● **Exercise requirements**: Copy every line that holds "JSON".
## begin The records
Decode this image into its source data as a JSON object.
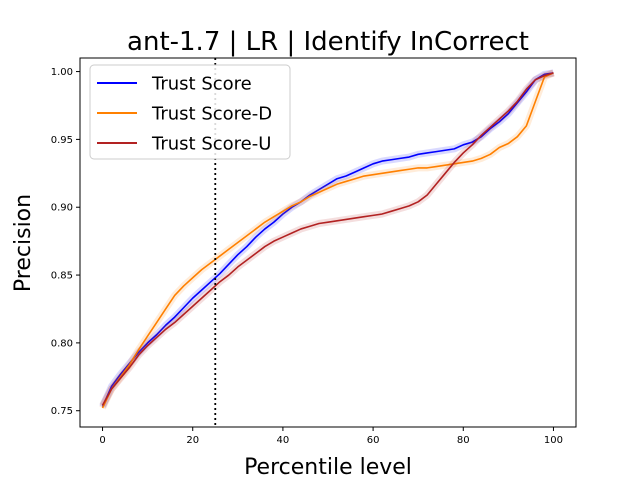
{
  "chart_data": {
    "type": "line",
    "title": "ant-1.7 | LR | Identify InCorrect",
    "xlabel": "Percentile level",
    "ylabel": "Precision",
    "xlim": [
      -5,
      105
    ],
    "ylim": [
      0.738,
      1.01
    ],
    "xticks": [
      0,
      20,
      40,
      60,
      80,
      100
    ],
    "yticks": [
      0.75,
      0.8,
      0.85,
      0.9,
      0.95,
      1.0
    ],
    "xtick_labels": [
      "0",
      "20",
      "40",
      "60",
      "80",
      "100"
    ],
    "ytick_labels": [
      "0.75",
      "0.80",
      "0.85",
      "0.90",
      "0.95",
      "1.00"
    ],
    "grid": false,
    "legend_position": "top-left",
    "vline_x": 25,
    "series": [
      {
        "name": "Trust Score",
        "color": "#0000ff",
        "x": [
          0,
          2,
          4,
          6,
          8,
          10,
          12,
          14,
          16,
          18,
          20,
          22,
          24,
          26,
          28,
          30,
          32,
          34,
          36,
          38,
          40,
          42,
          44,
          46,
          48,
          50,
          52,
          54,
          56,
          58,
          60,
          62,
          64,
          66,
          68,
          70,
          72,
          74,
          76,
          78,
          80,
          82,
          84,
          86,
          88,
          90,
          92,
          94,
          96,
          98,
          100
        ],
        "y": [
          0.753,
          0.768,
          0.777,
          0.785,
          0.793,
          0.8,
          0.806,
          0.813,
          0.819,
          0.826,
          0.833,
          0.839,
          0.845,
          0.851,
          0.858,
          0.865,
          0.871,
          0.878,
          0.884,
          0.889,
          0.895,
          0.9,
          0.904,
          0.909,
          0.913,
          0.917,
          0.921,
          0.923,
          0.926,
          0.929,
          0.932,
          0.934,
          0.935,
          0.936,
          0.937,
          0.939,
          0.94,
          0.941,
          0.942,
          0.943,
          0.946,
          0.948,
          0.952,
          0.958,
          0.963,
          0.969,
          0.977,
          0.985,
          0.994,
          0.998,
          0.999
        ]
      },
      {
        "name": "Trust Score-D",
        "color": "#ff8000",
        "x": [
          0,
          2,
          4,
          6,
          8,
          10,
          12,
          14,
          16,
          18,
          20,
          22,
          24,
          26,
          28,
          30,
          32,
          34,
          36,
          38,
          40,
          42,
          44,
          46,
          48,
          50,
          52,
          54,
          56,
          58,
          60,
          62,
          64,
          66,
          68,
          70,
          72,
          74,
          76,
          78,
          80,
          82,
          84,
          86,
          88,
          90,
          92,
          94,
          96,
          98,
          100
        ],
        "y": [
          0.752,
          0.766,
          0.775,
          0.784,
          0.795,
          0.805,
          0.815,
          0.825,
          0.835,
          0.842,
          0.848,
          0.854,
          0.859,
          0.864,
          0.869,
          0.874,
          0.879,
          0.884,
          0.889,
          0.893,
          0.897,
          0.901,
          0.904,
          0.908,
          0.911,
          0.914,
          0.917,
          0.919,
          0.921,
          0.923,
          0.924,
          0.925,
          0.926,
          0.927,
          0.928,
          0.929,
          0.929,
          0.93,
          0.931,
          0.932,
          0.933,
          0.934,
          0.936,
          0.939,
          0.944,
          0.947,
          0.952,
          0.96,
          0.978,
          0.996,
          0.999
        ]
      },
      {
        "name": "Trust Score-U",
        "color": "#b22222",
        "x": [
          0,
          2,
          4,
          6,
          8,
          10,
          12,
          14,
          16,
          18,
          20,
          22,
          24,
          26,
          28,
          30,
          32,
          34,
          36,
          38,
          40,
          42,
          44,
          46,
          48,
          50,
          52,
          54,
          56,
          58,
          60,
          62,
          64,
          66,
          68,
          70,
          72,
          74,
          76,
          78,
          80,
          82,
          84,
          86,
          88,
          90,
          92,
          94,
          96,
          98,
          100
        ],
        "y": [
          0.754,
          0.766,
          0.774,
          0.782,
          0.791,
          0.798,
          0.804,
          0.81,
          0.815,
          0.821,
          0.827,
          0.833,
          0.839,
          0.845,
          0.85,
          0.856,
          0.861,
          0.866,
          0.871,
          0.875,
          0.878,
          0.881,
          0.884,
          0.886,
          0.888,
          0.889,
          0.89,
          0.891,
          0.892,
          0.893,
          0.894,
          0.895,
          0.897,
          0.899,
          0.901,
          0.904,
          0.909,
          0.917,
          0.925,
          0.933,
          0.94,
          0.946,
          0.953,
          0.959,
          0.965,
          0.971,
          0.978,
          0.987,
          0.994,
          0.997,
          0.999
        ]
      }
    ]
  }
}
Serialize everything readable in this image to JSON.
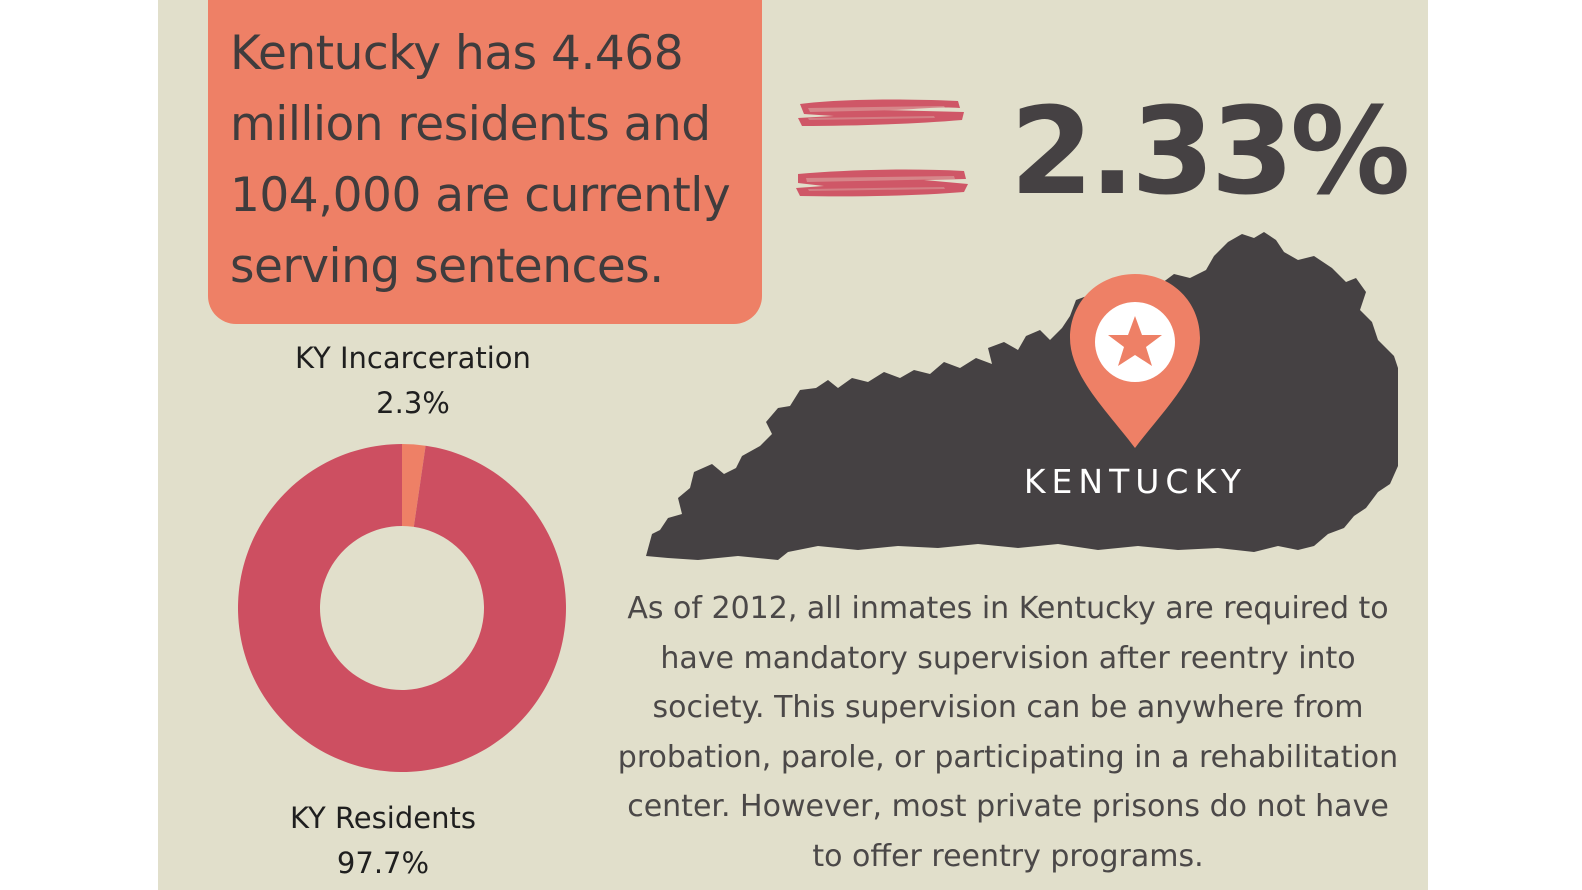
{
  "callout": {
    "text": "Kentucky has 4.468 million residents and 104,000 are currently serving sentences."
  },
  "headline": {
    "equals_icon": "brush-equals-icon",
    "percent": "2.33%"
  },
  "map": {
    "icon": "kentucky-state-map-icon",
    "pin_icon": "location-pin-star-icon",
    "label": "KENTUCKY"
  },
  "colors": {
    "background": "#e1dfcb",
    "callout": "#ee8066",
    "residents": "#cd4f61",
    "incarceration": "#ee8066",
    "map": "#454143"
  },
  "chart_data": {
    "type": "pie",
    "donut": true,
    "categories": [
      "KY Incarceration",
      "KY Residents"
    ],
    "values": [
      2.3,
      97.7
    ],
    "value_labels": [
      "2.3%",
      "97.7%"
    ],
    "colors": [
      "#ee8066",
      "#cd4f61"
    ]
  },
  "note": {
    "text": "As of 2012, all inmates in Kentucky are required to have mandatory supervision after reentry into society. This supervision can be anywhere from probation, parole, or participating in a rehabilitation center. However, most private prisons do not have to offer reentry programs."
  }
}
## end The records
● **Response**:
Decode this image into its source data as a JSON object.
Serialize everything readable in this image to JSON.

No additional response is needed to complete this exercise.